Send each entry back exactly as given, pictures excluded.
# start of Records to process
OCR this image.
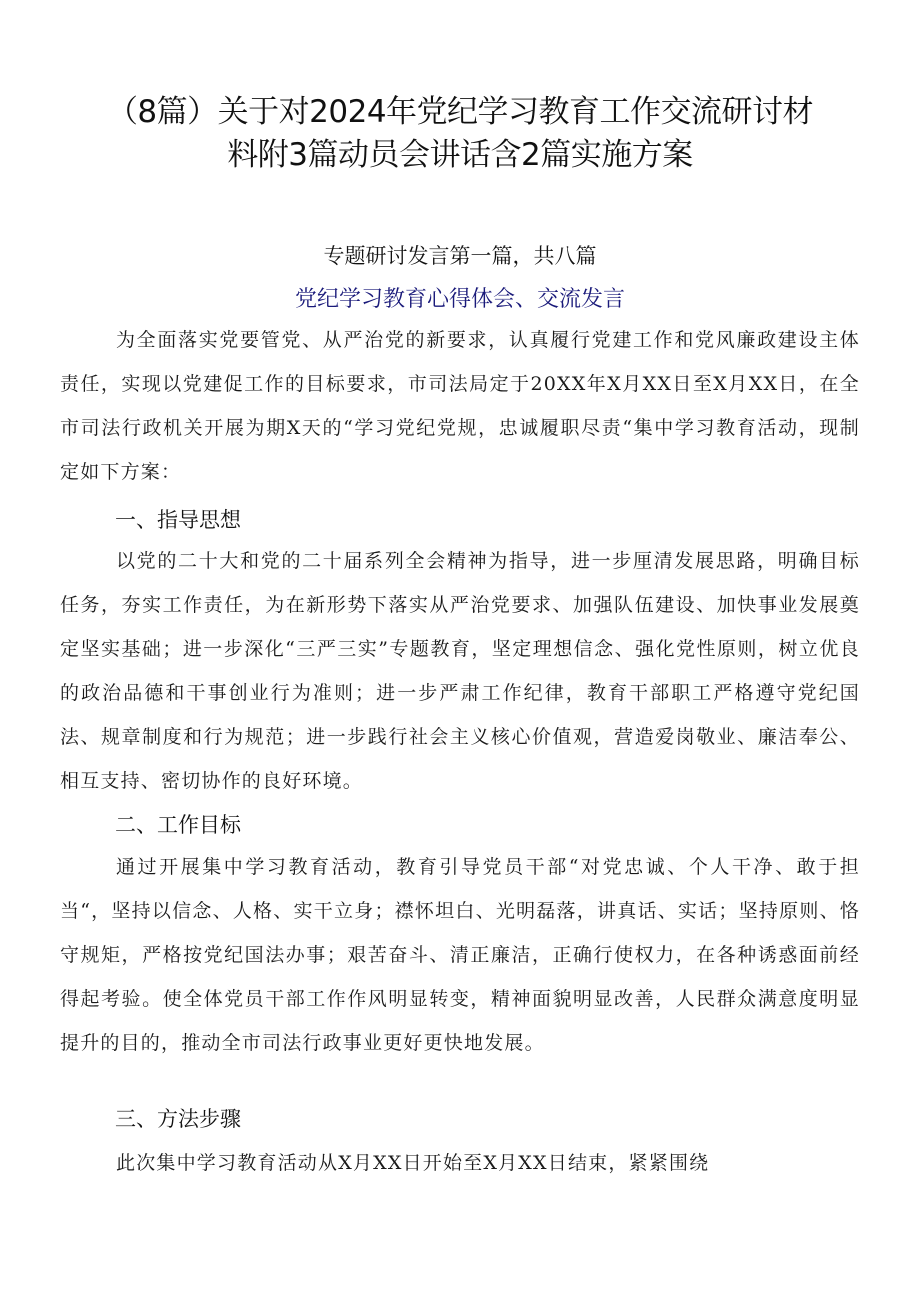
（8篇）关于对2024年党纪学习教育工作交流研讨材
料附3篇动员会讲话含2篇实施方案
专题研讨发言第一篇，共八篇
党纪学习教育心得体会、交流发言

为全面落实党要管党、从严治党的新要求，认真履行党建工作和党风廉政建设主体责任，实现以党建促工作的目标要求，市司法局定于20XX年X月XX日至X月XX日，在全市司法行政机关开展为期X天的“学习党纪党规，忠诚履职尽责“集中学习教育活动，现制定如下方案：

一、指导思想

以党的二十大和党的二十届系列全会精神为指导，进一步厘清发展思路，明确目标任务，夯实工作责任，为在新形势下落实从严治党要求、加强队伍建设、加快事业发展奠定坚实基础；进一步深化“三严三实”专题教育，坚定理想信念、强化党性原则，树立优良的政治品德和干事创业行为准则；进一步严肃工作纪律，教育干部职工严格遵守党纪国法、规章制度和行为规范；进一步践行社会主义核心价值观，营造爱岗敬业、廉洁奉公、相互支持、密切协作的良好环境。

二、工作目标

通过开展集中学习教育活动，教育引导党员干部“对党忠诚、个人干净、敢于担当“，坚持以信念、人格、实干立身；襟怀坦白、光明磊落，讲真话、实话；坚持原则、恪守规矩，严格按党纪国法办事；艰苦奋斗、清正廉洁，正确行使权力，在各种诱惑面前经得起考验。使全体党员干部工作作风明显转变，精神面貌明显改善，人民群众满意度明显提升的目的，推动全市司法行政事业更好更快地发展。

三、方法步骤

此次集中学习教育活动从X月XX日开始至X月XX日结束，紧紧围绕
# end of Records to process
> **Exercise answer**
OCR this image.
（8篇）关于对2024年党纪学习教育工作交流研讨材
料附3篇动员会讲话含2篇实施方案
专题研讨发言第一篇，共八篇
党纪学习教育心得体会、交流发言

为全面落实党要管党、从严治党的新要求，认真履行党建工作和党风廉政建设主体责任，实现以党建促工作的目标要求，市司法局定于20XX年X月XX日至X月XX日，在全市司法行政机关开展为期X天的“学习党纪党规，忠诚履职尽责“集中学习教育活动，现制定如下方案：

一、指导思想

以党的二十大和党的二十届系列全会精神为指导，进一步厘清发展思路，明确目标任务，夯实工作责任，为在新形势下落实从严治党要求、加强队伍建设、加快事业发展奠定坚实基础；进一步深化“三严三实”专题教育，坚定理想信念、强化党性原则，树立优良的政治品德和干事创业行为准则；进一步严肃工作纪律，教育干部职工严格遵守党纪国法、规章制度和行为规范；进一步践行社会主义核心价值观，营造爱岗敬业、廉洁奉公、相互支持、密切协作的良好环境。

二、工作目标

通过开展集中学习教育活动，教育引导党员干部“对党忠诚、个人干净、敢于担当“，坚持以信念、人格、实干立身；襟怀坦白、光明磊落，讲真话、实话；坚持原则、恪守规矩，严格按党纪国法办事；艰苦奋斗、清正廉洁，正确行使权力，在各种诱惑面前经得起考验。使全体党员干部工作作风明显转变，精神面貌明显改善，人民群众满意度明显提升的目的，推动全市司法行政事业更好更快地发展。

三、方法步骤

此次集中学习教育活动从X月XX日开始至X月XX日结束，紧紧围绕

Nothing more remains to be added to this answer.